What is being asked: Below are the records; copy each line in which "distancing" occurs.

Records for this exercise:
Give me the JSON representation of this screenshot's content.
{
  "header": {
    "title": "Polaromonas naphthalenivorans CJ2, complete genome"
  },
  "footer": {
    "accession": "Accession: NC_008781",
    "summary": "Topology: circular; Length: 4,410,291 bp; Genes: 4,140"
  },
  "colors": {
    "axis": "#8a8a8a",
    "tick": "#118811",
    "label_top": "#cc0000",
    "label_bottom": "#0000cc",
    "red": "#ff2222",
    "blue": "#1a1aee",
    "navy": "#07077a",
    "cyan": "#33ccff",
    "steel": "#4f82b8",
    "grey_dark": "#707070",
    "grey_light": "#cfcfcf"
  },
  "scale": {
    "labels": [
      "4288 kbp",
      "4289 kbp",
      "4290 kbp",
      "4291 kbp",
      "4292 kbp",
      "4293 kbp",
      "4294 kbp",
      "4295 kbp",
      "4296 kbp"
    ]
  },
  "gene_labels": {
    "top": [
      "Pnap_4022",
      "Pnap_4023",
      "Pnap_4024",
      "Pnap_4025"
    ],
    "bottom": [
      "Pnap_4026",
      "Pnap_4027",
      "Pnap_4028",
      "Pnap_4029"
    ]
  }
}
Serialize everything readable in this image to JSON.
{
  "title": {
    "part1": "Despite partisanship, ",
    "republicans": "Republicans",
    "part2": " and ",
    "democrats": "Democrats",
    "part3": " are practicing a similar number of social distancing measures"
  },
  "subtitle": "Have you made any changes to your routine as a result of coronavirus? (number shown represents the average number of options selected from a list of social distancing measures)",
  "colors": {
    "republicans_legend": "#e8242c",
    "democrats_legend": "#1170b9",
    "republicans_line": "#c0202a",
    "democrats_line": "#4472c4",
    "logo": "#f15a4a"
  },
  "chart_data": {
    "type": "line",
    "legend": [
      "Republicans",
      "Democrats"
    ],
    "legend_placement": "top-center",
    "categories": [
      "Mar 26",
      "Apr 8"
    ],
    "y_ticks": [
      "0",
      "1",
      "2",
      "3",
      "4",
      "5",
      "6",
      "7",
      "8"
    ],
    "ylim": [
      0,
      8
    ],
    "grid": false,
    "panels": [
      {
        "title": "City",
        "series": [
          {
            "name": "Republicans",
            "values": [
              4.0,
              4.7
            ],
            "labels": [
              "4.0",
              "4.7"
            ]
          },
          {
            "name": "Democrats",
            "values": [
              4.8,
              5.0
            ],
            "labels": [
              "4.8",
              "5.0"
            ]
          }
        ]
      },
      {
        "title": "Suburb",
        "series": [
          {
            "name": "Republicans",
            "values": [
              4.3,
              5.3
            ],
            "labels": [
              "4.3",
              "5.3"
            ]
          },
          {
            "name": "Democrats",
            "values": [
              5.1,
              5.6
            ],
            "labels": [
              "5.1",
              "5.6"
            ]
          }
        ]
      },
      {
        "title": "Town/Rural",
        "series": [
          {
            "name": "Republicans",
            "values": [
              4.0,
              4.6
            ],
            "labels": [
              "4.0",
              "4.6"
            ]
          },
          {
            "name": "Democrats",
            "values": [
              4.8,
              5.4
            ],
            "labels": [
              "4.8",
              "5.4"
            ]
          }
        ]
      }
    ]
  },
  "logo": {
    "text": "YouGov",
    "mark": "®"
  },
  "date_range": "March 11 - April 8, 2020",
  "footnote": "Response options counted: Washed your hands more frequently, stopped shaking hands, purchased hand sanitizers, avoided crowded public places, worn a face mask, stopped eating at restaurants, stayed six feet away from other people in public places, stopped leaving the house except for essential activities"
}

Result of the exercise:
    "part3": " are practicing a similar number of social distancing measures"
  "subtitle": "Have you made any changes to your routine as a result of coronavirus? (number shown represents the average number of options selected from a list of social distancing measures)",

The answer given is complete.